== Stated problem ==
Please copy all the lines that follow, word for word.

Records from a collection of figures:
★ ★ ★ ★ ★ ★ ★
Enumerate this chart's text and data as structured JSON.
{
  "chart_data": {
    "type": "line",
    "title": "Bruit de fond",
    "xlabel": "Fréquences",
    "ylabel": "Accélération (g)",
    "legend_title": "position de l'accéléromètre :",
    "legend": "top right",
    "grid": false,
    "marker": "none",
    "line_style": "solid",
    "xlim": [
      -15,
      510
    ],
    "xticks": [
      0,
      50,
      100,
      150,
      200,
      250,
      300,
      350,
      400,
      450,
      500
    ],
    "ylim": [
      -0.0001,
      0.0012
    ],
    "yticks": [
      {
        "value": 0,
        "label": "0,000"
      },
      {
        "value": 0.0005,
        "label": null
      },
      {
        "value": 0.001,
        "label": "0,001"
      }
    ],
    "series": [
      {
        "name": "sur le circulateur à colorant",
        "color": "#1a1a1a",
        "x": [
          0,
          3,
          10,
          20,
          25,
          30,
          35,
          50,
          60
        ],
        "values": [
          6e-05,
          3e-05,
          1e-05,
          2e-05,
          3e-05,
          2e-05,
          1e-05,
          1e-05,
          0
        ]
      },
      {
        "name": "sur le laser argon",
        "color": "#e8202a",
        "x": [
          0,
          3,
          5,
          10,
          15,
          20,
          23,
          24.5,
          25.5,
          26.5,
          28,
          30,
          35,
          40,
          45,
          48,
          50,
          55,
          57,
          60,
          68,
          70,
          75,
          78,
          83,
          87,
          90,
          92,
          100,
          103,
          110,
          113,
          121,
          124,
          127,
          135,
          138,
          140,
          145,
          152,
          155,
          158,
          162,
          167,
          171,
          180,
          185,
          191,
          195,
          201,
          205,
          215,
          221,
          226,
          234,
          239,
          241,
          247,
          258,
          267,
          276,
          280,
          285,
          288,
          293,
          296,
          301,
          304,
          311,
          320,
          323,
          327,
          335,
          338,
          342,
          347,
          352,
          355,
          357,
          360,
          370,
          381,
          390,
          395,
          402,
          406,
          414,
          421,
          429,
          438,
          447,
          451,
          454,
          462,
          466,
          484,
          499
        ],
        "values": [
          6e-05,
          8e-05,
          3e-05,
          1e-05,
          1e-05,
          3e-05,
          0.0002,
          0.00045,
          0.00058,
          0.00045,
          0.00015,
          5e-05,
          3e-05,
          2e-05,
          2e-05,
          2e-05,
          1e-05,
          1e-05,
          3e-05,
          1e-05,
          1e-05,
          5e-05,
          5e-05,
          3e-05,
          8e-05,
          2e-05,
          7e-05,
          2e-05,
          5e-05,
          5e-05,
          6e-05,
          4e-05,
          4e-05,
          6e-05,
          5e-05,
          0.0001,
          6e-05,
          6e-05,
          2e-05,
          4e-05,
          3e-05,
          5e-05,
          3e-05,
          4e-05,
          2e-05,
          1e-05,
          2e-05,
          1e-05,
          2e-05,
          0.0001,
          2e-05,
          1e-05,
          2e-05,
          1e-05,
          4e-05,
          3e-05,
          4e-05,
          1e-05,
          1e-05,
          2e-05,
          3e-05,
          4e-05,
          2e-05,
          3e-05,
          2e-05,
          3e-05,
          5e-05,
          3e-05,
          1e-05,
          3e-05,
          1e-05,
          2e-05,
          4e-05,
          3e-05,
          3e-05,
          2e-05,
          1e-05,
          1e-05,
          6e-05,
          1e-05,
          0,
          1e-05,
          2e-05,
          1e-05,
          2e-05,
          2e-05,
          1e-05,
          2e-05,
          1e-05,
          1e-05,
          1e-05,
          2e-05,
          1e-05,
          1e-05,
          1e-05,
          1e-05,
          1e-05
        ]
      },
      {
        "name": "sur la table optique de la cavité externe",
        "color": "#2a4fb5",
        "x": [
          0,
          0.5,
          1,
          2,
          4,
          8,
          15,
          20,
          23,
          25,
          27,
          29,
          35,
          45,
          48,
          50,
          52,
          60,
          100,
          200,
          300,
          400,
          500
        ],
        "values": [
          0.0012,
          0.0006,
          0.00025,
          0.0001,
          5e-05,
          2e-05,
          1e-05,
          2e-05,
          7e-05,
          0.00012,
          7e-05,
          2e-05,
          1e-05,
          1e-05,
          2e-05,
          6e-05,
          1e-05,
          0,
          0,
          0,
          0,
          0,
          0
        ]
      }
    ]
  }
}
★ ★ ★ ★ ★ ★ ★
== Completed exercise ==
Enumerate this chart's text and data as structured JSON.
{
  "chart_data": {
    "type": "line",
    "title": "Bruit de fond",
    "xlabel": "Fréquences",
    "ylabel": "Accélération (g)",
    "legend_title": "position de l'accéléromètre :",
    "legend": "top right",
    "grid": false,
    "marker": "none",
    "line_style": "solid",
    "xlim": [
      -15,
      510
    ],
    "xticks": [
      0,
      50,
      100,
      150,
      200,
      250,
      300,
      350,
      400,
      450,
      500
    ],
    "ylim": [
      -0.0001,
      0.0012
    ],
    "yticks": [
      {
        "value": 0,
        "label": "0,000"
      },
      {
        "value": 0.0005,
        "label": null
      },
      {
        "value": 0.001,
        "label": "0,001"
      }
    ],
    "series": [
      {
        "name": "sur le circulateur à colorant",
        "color": "#1a1a1a",
        "x": [
          0,
          3,
          10,
          20,
          25,
          30,
          35,
          50,
          60
        ],
        "values": [
          6e-05,
          3e-05,
          1e-05,
          2e-05,
          3e-05,
          2e-05,
          1e-05,
          1e-05,
          0
        ]
      },
      {
        "name": "sur le laser argon",
        "color": "#e8202a",
        "x": [
          0,
          3,
          5,
          10,
          15,
          20,
          23,
          24.5,
          25.5,
          26.5,
          28,
          30,
          35,
          40,
          45,
          48,
          50,
          55,
          57,
          60,
          68,
          70,
          75,
          78,
          83,
          87,
          90,
          92,
          100,
          103,
          110,
          113,
          121,
          124,
          127,
          135,
          138,
          140,
          145,
          152,
          155,
          158,
          162,
          167,
          171,
          180,
          185,
          191,
          195,
          201,
          205,
          215,
          221,
          226,
          234,
          239,
          241,
          247,
          258,
          267,
          276,
          280,
          285,
          288,
          293,
          296,
          301,
          304,
          311,
          320,
          323,
          327,
          335,
          338,
          342,
          347,
          352,
          355,
          357,
          360,
          370,
          381,
          390,
          395,
          402,
          406,
          414,
          421,
          429,
          438,
          447,
          451,
          454,
          462,
          466,
          484,
          499
        ],
        "values": [
          6e-05,
          8e-05,
          3e-05,
          1e-05,
          1e-05,
          3e-05,
          0.0002,
          0.00045,
          0.00058,
          0.00045,
          0.00015,
          5e-05,
          3e-05,
          2e-05,
          2e-05,
          2e-05,
          1e-05,
          1e-05,
          3e-05,
          1e-05,
          1e-05,
          5e-05,
          5e-05,
          3e-05,
          8e-05,
          2e-05,
          7e-05,
          2e-05,
          5e-05,
          5e-05,
          6e-05,
          4e-05,
          4e-05,
          6e-05,
          5e-05,
          0.0001,
          6e-05,
          6e-05,
          2e-05,
          4e-05,
          3e-05,
          5e-05,
          3e-05,
          4e-05,
          2e-05,
          1e-05,
          2e-05,
          1e-05,
          2e-05,
          0.0001,
          2e-05,
          1e-05,
          2e-05,
          1e-05,
          4e-05,
          3e-05,
          4e-05,
          1e-05,
          1e-05,
          2e-05,
          3e-05,
          4e-05,
          2e-05,
          3e-05,
          2e-05,
          3e-05,
          5e-05,
          3e-05,
          1e-05,
          3e-05,
          1e-05,
          2e-05,
          4e-05,
          3e-05,
          3e-05,
          2e-05,
          1e-05,
          1e-05,
          6e-05,
          1e-05,
          0,
          1e-05,
          2e-05,
          1e-05,
          2e-05,
          2e-05,
          1e-05,
          2e-05,
          1e-05,
          1e-05,
          1e-05,
          2e-05,
          1e-05,
          1e-05,
          1e-05,
          1e-05,
          1e-05
        ]
      },
      {
        "name": "sur la table optique de la cavité externe",
        "color": "#2a4fb5",
        "x": [
          0,
          0.5,
          1,
          2,
          4,
          8,
          15,
          20,
          23,
          25,
          27,
          29,
          35,
          45,
          48,
          50,
          52,
          60,
          100,
          200,
          300,
          400,
          500
        ],
        "values": [
          0.0012,
          0.0006,
          0.00025,
          0.0001,
          5e-05,
          2e-05,
          1e-05,
          2e-05,
          7e-05,
          0.00012,
          7e-05,
          2e-05,
          1e-05,
          1e-05,
          2e-05,
          6e-05,
          1e-05,
          0,
          0,
          0,
          0,
          0,
          0
        ]
      }
    ]
  }
}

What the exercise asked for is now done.